• [To be done] Identify and pull out each line of the entries in which "ORÉRÉS" occurs.

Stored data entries
━━━━━━━━

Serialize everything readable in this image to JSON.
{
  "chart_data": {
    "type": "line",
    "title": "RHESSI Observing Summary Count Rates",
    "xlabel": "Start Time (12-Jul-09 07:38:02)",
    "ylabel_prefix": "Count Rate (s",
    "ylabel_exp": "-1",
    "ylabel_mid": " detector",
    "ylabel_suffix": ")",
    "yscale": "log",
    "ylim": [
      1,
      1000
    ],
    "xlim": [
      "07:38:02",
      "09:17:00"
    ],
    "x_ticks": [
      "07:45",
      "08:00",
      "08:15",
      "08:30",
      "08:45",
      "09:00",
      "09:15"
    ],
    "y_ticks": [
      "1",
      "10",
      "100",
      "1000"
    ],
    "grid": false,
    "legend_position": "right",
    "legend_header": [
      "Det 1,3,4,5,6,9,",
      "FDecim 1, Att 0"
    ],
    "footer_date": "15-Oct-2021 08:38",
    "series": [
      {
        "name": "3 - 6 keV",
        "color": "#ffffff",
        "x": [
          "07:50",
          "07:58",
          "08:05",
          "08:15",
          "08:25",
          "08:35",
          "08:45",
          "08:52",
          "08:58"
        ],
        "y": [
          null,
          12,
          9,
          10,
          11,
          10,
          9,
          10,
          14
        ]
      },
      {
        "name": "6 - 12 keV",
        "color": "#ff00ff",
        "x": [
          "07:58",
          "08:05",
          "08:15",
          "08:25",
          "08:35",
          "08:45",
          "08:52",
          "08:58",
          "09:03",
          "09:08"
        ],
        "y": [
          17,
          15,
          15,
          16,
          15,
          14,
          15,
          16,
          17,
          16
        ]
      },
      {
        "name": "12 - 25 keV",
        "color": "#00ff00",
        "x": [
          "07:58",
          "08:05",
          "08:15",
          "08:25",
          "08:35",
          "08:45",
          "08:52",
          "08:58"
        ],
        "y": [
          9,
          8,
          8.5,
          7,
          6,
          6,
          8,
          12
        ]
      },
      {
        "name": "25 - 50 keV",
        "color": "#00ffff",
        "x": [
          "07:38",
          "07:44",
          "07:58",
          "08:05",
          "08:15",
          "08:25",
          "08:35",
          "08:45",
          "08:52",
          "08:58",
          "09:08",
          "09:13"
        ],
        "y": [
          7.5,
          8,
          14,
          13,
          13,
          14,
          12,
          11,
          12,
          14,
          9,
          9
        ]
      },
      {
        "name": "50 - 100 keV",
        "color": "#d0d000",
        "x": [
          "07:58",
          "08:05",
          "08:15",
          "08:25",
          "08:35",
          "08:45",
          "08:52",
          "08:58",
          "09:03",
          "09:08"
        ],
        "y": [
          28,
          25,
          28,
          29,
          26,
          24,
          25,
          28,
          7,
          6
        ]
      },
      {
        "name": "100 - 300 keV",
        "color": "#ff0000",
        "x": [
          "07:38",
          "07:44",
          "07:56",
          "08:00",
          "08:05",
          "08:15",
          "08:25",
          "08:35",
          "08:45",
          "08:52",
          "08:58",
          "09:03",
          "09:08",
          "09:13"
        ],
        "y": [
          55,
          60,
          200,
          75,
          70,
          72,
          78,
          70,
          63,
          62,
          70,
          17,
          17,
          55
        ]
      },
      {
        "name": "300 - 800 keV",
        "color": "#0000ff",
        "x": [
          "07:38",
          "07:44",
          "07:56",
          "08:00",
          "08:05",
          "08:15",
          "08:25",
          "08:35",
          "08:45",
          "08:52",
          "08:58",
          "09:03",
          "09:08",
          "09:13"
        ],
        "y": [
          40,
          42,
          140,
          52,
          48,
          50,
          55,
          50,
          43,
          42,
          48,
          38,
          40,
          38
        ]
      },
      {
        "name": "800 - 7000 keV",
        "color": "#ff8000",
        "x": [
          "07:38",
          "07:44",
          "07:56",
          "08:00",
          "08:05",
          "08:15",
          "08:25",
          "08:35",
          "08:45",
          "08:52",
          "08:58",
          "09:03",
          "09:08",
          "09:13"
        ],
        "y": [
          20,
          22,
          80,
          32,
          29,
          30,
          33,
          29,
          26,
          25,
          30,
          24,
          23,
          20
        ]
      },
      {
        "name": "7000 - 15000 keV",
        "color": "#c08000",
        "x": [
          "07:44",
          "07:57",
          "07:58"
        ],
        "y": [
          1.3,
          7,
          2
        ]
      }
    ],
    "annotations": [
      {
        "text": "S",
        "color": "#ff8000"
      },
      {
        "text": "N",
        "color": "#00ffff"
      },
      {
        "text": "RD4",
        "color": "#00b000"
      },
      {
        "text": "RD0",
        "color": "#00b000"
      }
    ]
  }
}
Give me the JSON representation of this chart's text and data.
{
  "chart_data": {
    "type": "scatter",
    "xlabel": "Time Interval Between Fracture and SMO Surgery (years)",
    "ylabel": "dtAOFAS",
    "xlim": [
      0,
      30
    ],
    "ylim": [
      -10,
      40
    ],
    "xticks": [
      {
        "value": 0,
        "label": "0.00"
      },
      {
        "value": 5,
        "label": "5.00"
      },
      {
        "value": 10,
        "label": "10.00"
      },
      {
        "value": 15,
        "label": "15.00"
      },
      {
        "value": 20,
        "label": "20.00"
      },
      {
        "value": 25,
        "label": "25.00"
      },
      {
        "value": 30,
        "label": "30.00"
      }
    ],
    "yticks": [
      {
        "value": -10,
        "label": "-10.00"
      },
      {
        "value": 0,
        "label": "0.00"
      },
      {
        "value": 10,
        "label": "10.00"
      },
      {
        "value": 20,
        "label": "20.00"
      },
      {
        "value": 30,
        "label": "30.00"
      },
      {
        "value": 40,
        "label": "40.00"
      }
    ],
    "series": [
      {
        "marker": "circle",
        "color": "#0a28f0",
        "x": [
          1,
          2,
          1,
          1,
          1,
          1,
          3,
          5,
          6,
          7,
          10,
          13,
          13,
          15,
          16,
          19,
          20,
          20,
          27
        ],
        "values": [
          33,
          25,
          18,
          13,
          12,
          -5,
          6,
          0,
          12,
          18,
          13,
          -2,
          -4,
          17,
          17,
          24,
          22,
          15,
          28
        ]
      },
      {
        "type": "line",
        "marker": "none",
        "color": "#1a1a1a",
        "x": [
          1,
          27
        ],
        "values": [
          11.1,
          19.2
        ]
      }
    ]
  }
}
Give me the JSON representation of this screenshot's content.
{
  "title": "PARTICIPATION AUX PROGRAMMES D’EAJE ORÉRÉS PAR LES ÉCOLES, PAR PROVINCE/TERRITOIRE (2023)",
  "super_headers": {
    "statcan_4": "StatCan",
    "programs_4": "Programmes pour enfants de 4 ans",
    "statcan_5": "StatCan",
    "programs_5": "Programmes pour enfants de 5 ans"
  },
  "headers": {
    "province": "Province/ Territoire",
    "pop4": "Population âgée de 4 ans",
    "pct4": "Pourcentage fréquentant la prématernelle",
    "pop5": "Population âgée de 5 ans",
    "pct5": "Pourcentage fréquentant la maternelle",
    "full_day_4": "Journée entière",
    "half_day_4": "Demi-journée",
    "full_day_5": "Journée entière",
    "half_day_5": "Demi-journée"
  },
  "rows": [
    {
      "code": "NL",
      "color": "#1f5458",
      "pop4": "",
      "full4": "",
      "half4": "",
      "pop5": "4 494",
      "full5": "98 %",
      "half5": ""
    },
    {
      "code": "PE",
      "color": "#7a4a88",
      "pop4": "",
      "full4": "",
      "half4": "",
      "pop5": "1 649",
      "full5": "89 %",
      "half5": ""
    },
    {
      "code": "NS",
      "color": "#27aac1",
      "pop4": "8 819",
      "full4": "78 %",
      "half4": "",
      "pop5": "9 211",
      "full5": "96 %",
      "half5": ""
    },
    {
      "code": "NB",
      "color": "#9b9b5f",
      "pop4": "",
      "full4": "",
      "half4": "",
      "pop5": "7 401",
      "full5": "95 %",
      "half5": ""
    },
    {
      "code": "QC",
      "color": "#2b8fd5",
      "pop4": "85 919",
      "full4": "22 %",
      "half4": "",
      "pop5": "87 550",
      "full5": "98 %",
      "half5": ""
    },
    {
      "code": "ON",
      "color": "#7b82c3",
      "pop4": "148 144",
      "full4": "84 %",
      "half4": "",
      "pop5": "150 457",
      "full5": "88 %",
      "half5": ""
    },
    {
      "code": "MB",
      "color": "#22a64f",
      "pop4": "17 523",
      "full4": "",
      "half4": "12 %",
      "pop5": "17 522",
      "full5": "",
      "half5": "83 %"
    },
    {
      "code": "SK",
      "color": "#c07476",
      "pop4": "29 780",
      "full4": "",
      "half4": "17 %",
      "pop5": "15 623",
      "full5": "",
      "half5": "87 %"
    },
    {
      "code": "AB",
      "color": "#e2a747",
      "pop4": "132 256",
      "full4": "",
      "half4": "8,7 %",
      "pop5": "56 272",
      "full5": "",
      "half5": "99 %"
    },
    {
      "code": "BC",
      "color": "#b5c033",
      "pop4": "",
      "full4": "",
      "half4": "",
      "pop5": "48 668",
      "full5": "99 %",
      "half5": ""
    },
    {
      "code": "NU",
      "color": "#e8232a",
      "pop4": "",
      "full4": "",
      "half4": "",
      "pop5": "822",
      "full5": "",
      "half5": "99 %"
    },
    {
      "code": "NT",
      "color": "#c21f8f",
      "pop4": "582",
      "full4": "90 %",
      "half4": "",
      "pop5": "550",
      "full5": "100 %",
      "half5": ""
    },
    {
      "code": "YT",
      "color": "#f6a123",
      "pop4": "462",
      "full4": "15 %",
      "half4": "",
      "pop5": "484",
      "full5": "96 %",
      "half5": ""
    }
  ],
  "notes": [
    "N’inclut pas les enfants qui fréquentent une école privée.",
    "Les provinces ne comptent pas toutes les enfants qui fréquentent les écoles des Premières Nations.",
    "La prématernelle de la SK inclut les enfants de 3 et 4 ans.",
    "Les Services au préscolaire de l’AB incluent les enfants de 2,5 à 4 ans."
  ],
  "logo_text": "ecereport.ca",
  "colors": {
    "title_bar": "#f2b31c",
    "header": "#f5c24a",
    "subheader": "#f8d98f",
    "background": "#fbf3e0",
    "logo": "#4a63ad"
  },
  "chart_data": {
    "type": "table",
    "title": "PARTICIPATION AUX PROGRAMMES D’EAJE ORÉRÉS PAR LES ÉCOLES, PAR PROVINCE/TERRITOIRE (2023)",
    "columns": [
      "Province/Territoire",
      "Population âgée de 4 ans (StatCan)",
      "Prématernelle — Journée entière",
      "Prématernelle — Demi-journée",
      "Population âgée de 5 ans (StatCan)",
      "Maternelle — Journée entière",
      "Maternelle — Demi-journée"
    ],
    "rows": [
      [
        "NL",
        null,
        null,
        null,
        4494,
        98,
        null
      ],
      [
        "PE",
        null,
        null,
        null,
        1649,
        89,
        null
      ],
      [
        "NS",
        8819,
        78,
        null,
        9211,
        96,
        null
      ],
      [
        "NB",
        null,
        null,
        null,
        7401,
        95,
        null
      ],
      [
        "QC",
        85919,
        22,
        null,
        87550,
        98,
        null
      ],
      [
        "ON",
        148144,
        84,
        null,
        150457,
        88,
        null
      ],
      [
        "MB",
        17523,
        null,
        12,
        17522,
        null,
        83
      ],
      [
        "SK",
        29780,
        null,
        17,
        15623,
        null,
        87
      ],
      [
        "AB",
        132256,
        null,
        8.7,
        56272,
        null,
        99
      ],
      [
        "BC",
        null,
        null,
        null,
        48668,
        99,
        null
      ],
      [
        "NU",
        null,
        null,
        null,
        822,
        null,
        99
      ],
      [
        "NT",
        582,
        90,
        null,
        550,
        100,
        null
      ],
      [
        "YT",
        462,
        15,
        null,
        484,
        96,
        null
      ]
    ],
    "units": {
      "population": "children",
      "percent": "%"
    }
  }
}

━━━━━━━━

• [Written answer]
  "title": "PARTICIPATION AUX PROGRAMMES D’EAJE ORÉRÉS PAR LES ÉCOLES, PAR PROVINCE/TERRITOIRE (2023)",
    "title": "PARTICIPATION AUX PROGRAMMES D’EAJE ORÉRÉS PAR LES ÉCOLES, PAR PROVINCE/TERRITOIRE (2023)",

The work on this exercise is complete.